- _Task brief_
Transcribe the listing that follows in full, omitting pictures.

- _Data extracts_
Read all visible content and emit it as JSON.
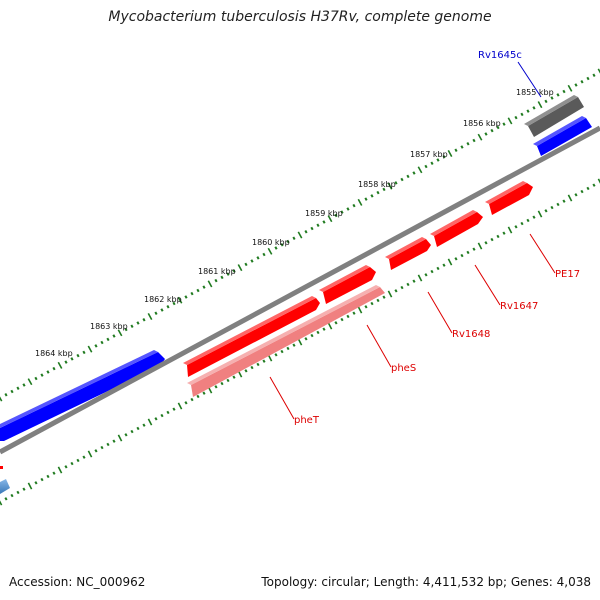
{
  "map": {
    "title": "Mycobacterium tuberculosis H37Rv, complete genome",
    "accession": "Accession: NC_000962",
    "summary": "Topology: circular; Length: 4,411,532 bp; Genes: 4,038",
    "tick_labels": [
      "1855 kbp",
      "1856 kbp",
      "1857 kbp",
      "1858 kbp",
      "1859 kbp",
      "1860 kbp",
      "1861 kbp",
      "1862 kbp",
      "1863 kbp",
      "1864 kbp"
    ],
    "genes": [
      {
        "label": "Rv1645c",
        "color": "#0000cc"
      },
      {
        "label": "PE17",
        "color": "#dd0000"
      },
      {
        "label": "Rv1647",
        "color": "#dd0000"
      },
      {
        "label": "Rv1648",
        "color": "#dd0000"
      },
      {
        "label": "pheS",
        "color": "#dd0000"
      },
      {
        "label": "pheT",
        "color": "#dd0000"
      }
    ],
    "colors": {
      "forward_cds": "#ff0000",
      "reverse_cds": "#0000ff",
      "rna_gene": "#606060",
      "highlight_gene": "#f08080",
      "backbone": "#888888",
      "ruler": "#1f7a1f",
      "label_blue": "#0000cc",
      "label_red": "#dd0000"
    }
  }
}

- _Answer for the task_
Read all visible content and emit it as JSON.
{
  "map": {
    "title": "Mycobacterium tuberculosis H37Rv, complete genome",
    "accession": "Accession: NC_000962",
    "summary": "Topology: circular; Length: 4,411,532 bp; Genes: 4,038",
    "tick_labels": [
      "1855 kbp",
      "1856 kbp",
      "1857 kbp",
      "1858 kbp",
      "1859 kbp",
      "1860 kbp",
      "1861 kbp",
      "1862 kbp",
      "1863 kbp",
      "1864 kbp"
    ],
    "genes": [
      {
        "label": "Rv1645c",
        "color": "#0000cc"
      },
      {
        "label": "PE17",
        "color": "#dd0000"
      },
      {
        "label": "Rv1647",
        "color": "#dd0000"
      },
      {
        "label": "Rv1648",
        "color": "#dd0000"
      },
      {
        "label": "pheS",
        "color": "#dd0000"
      },
      {
        "label": "pheT",
        "color": "#dd0000"
      }
    ],
    "colors": {
      "forward_cds": "#ff0000",
      "reverse_cds": "#0000ff",
      "rna_gene": "#606060",
      "highlight_gene": "#f08080",
      "backbone": "#888888",
      "ruler": "#1f7a1f",
      "label_blue": "#0000cc",
      "label_red": "#dd0000"
    }
  }
}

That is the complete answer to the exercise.